#### EXERCISE PROMPT
In the material below, identify each line bearing the word "footer". Reproduce those lines.

#### SOURCE RECORDS
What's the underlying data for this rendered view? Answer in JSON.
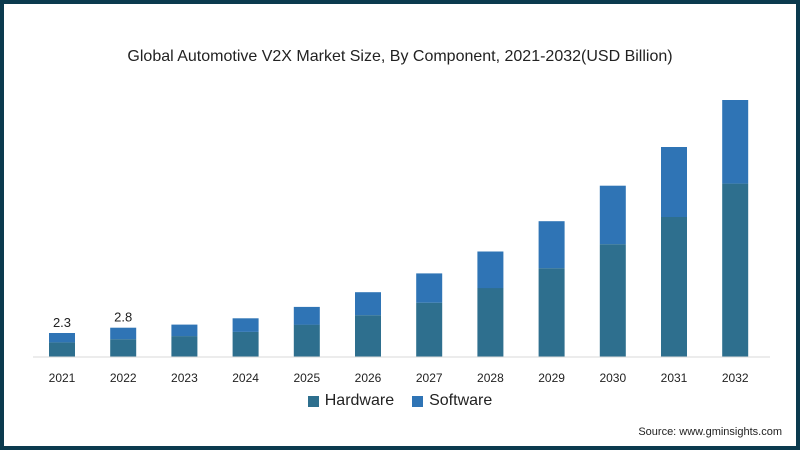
{
  "source_text": "Source: www.gminsights.com",
  "chart_data": {
    "type": "bar",
    "stacked": true,
    "title": "Global Automotive V2X Market Size, By Component, 2021-2032(USD Billion)",
    "categories": [
      "2021",
      "2022",
      "2023",
      "2024",
      "2025",
      "2026",
      "2027",
      "2028",
      "2029",
      "2030",
      "2031",
      "2032"
    ],
    "series": [
      {
        "name": "Hardware",
        "color": "#2e6f8e",
        "values": [
          1.4,
          1.7,
          2.0,
          2.4,
          3.1,
          4.0,
          5.2,
          6.6,
          8.5,
          10.8,
          13.4,
          16.6
        ]
      },
      {
        "name": "Software",
        "color": "#2f74b5",
        "values": [
          0.9,
          1.1,
          1.1,
          1.3,
          1.7,
          2.2,
          2.8,
          3.5,
          4.5,
          5.6,
          6.7,
          8.0
        ]
      }
    ],
    "data_labels": [
      {
        "category": "2021",
        "text": "2.3"
      },
      {
        "category": "2022",
        "text": "2.8"
      }
    ],
    "ylim": [
      0,
      24.6
    ],
    "grid": false,
    "legend_position": "bottom"
  }
}
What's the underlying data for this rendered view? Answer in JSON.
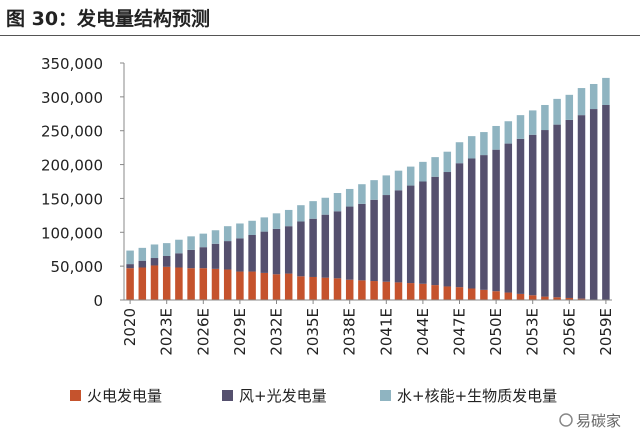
{
  "title": "图 30：发电量结构预测",
  "watermark": "易碳家",
  "chart_data": {
    "type": "bar",
    "stacked": true,
    "title": "图 30：发电量结构预测",
    "xlabel": "",
    "ylabel": "",
    "ylim": [
      0,
      350000
    ],
    "yticks": [
      "0",
      "50,000",
      "100,000",
      "150,000",
      "200,000",
      "250,000",
      "300,000",
      "350,000"
    ],
    "grid": false,
    "legend_position": "bottom",
    "categories": [
      "2020",
      "2021E",
      "2022E",
      "2023E",
      "2024E",
      "2025E",
      "2026E",
      "2027E",
      "2028E",
      "2029E",
      "2030E",
      "2031E",
      "2032E",
      "2033E",
      "2034E",
      "2035E",
      "2036E",
      "2037E",
      "2038E",
      "2039E",
      "2040E",
      "2041E",
      "2042E",
      "2043E",
      "2044E",
      "2045E",
      "2046E",
      "2047E",
      "2048E",
      "2049E",
      "2050E",
      "2051E",
      "2052E",
      "2053E",
      "2054E",
      "2055E",
      "2056E",
      "2057E",
      "2058E",
      "2059E"
    ],
    "xtick_labels": [
      "2020",
      "2023E",
      "2026E",
      "2029E",
      "2032E",
      "2035E",
      "2038E",
      "2041E",
      "2044E",
      "2047E",
      "2050E",
      "2053E",
      "2056E",
      "2059E"
    ],
    "series": [
      {
        "name": "火电发电量",
        "color": "#c5532d",
        "values": [
          47000,
          48000,
          51000,
          49000,
          48000,
          47000,
          47000,
          46000,
          45000,
          42000,
          42000,
          40000,
          38000,
          39000,
          35000,
          34000,
          33000,
          32000,
          30000,
          29000,
          28000,
          27000,
          26000,
          25000,
          24000,
          22000,
          20000,
          19000,
          17000,
          15000,
          13000,
          11000,
          9000,
          7000,
          5000,
          4000,
          3000,
          2000,
          0,
          0
        ]
      },
      {
        "name": "风+光发电量",
        "color": "#55506e",
        "values": [
          6000,
          10000,
          11000,
          16000,
          21000,
          27000,
          31000,
          37000,
          42000,
          49000,
          54000,
          61000,
          67000,
          70000,
          81000,
          86000,
          93000,
          99000,
          108000,
          113000,
          120000,
          128000,
          136000,
          144000,
          151000,
          160000,
          169000,
          183000,
          192000,
          199000,
          209000,
          220000,
          229000,
          237000,
          246000,
          255000,
          263000,
          271000,
          282000,
          288000
        ]
      },
      {
        "name": "水+核能+生物质发电量",
        "color": "#8fb4c1",
        "values": [
          20000,
          19000,
          20000,
          19000,
          20000,
          20000,
          20000,
          20000,
          22000,
          22000,
          21000,
          21000,
          23000,
          24000,
          24000,
          26000,
          25000,
          27000,
          26000,
          29000,
          29000,
          29000,
          29000,
          28000,
          29000,
          29000,
          30000,
          31000,
          33000,
          34000,
          35000,
          33000,
          35000,
          36000,
          37000,
          38000,
          37000,
          40000,
          37000,
          40000
        ]
      }
    ]
  }
}
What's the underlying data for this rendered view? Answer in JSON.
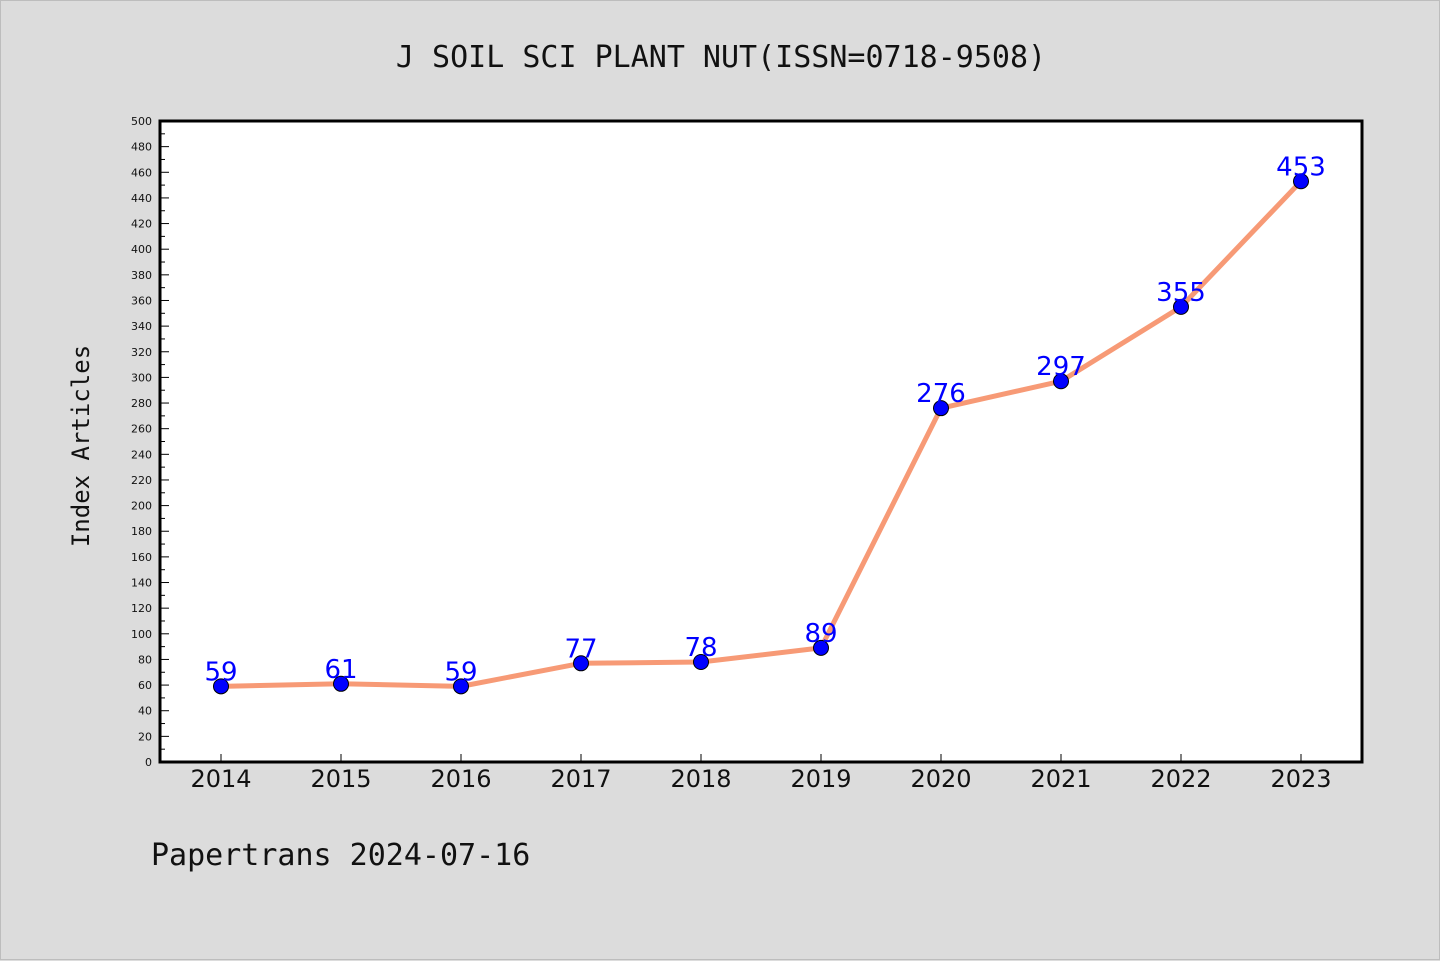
{
  "chart_data": {
    "type": "line",
    "title": "J SOIL SCI PLANT NUT(ISSN=0718-9508)",
    "xlabel": "",
    "ylabel": "Index Articles",
    "categories": [
      "2014",
      "2015",
      "2016",
      "2017",
      "2018",
      "2019",
      "2020",
      "2021",
      "2022",
      "2023"
    ],
    "series": [
      {
        "values": [
          59,
          61,
          59,
          77,
          78,
          89,
          276,
          297,
          355,
          453
        ]
      }
    ],
    "ylim": [
      0,
      500
    ],
    "ytick_step": 20,
    "grid": false,
    "line_color": "#f79a76",
    "marker_color": "#0000ff",
    "label_color": "#0000ff"
  },
  "footer": "Papertrans 2024-07-16"
}
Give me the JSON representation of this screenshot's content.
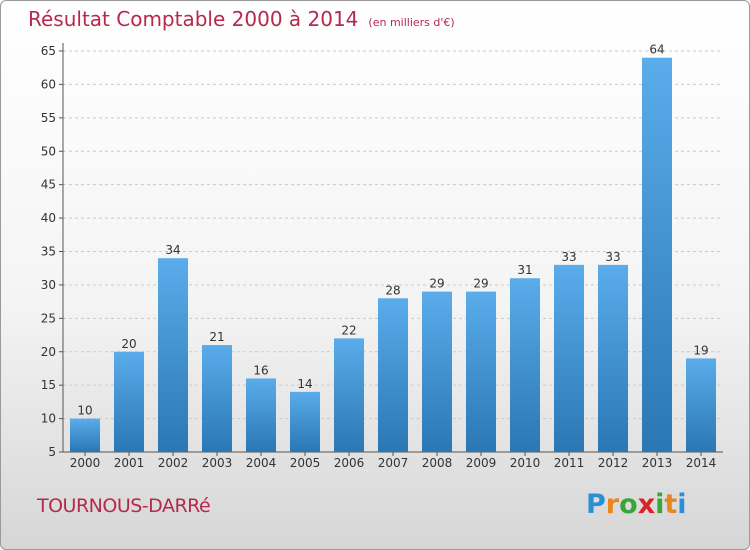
{
  "header": {
    "title": "Résultat Comptable 2000 à 2014",
    "subtitle": "(en milliers d'€)"
  },
  "footer": {
    "place": "TOURNOUS-DARRé",
    "logo_text": "Proxiti"
  },
  "colors": {
    "title": "#b5294f",
    "bar_top": "#5aacea",
    "bar_bottom": "#2a77b4"
  },
  "chart_data": {
    "type": "bar",
    "title": "Résultat Comptable 2000 à 2014",
    "subtitle": "(en milliers d'€)",
    "categories": [
      "2000",
      "2001",
      "2002",
      "2003",
      "2004",
      "2005",
      "2006",
      "2007",
      "2008",
      "2009",
      "2010",
      "2011",
      "2012",
      "2013",
      "2014"
    ],
    "values": [
      10,
      20,
      34,
      21,
      16,
      14,
      22,
      28,
      29,
      29,
      31,
      33,
      33,
      64,
      19
    ],
    "data_labels": [
      "10",
      "20",
      "34",
      "21",
      "16",
      "14",
      "22",
      "28",
      "29",
      "29",
      "31",
      "33",
      "33",
      "64",
      "19"
    ],
    "ylim": [
      5,
      65
    ],
    "yticks": [
      "5",
      "10",
      "15",
      "20",
      "25",
      "30",
      "35",
      "40",
      "45",
      "50",
      "55",
      "60",
      "65"
    ],
    "grid": true,
    "legend": "none"
  }
}
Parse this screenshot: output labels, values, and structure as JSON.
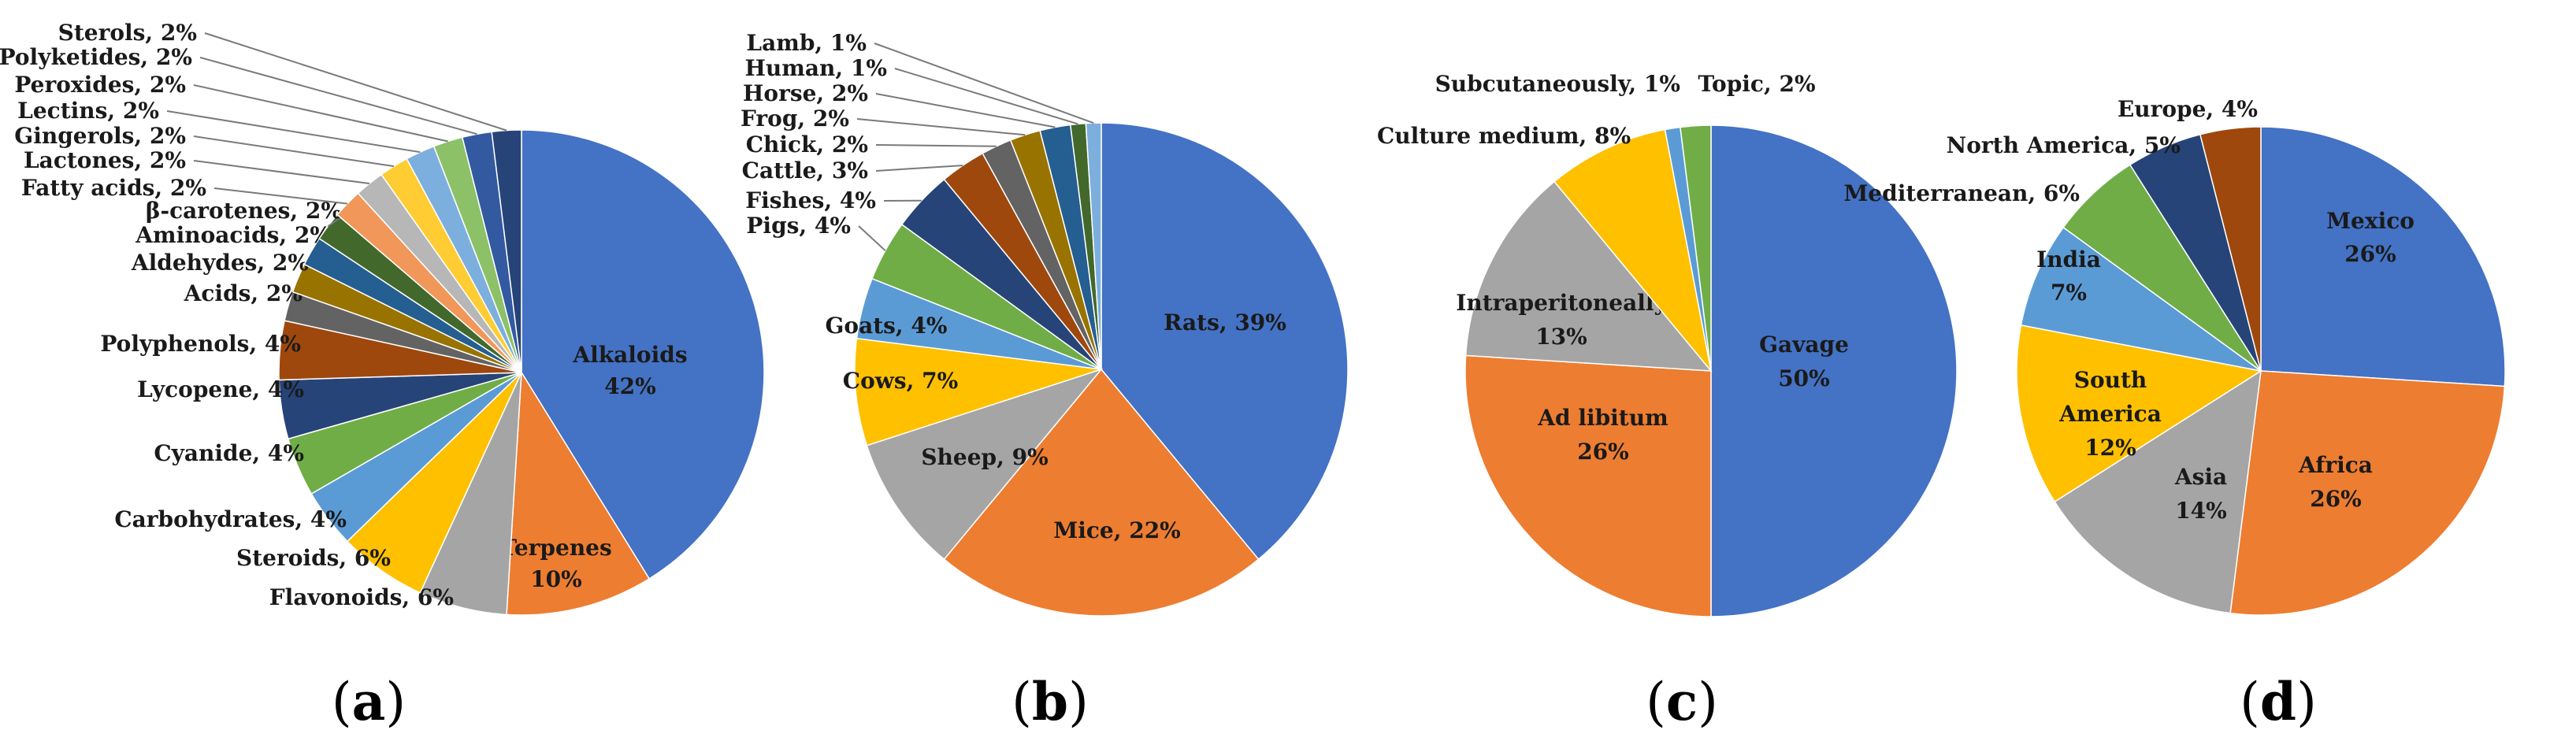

#### PROBLEM SOLUTION
  "footer": "Papertrans 2024-07-16"
  "footer": {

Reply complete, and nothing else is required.